Check each line below for the word "public", and copy those that have it.

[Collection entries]
== == ==
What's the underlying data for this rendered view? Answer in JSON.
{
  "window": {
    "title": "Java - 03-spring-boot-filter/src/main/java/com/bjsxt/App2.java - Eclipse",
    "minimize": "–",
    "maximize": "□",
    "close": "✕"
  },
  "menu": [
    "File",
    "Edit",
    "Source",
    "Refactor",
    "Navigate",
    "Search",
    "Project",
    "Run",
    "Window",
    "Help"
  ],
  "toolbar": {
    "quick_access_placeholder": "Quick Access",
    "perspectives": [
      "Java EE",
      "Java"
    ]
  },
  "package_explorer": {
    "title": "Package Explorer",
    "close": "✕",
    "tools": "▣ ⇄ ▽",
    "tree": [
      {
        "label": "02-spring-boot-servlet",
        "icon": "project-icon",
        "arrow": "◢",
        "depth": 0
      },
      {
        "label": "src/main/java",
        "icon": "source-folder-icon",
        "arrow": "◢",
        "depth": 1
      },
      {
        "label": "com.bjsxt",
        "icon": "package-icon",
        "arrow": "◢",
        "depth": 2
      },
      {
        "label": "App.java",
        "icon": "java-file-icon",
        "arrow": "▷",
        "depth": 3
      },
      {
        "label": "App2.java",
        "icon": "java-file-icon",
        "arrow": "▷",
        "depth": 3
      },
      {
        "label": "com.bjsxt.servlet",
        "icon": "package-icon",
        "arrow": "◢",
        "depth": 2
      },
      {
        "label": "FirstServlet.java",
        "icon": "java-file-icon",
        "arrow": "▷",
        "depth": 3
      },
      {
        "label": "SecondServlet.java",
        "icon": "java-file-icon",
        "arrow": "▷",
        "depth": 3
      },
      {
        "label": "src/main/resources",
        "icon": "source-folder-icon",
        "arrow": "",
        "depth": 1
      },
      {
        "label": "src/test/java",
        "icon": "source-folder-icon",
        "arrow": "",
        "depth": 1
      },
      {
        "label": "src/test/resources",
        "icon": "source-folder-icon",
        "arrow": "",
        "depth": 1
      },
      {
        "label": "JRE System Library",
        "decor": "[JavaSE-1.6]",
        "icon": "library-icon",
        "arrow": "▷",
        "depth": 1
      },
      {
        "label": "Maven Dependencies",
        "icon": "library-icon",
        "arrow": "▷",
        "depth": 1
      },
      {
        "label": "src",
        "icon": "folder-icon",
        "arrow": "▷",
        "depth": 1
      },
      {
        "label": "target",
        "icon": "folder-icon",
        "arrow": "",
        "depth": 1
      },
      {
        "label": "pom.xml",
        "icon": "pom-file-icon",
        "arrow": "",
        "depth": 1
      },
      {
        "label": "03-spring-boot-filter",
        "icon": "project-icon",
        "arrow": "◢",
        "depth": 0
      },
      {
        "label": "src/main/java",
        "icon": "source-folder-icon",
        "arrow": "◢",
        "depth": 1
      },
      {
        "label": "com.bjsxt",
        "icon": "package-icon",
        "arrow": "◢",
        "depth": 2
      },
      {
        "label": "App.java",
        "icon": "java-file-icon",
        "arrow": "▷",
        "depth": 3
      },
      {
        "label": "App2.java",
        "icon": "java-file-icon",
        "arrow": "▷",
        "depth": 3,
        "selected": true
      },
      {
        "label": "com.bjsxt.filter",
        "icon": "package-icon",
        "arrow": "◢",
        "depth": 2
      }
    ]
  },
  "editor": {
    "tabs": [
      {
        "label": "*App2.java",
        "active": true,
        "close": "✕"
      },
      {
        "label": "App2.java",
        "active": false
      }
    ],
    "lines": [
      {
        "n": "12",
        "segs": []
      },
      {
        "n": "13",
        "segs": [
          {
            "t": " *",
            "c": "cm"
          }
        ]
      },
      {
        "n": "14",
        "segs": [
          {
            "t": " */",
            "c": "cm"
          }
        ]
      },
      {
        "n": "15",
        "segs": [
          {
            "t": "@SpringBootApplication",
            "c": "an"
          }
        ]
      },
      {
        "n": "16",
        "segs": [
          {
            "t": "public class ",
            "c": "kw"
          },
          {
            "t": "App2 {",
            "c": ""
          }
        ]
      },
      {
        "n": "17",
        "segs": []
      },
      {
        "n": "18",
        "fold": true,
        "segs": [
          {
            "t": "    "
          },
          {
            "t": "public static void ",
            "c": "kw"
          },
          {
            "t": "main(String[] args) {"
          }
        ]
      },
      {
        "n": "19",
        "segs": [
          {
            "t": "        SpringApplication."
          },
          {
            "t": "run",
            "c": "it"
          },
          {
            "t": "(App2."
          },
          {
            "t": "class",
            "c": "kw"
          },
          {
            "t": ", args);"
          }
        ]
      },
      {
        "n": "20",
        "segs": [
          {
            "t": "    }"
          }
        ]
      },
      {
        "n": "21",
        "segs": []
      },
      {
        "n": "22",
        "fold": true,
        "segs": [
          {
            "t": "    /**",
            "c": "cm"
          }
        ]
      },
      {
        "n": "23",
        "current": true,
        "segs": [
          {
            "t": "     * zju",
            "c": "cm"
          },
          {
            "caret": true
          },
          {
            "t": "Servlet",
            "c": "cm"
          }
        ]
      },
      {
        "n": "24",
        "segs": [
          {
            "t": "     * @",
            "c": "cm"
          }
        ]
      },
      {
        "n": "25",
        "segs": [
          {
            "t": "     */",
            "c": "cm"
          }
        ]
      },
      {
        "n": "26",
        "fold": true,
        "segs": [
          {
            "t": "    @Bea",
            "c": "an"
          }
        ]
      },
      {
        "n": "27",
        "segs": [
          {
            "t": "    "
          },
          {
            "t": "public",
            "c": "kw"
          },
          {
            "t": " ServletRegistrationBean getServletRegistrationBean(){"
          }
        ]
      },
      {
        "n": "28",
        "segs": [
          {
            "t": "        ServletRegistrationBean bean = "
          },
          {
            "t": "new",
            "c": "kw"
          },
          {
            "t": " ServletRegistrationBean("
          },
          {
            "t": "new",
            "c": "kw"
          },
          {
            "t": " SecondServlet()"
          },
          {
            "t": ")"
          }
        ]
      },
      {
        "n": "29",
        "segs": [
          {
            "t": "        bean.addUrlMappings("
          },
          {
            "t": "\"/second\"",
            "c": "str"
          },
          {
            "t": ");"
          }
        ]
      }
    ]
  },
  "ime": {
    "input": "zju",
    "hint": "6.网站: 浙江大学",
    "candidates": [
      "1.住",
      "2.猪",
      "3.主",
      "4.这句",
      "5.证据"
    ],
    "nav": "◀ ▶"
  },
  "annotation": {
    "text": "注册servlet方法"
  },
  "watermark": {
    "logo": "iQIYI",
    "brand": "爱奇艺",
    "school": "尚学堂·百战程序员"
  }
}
== == ==
Exercise response =
            "t": "public class ",
            "t": "public static void ",
            "t": "public",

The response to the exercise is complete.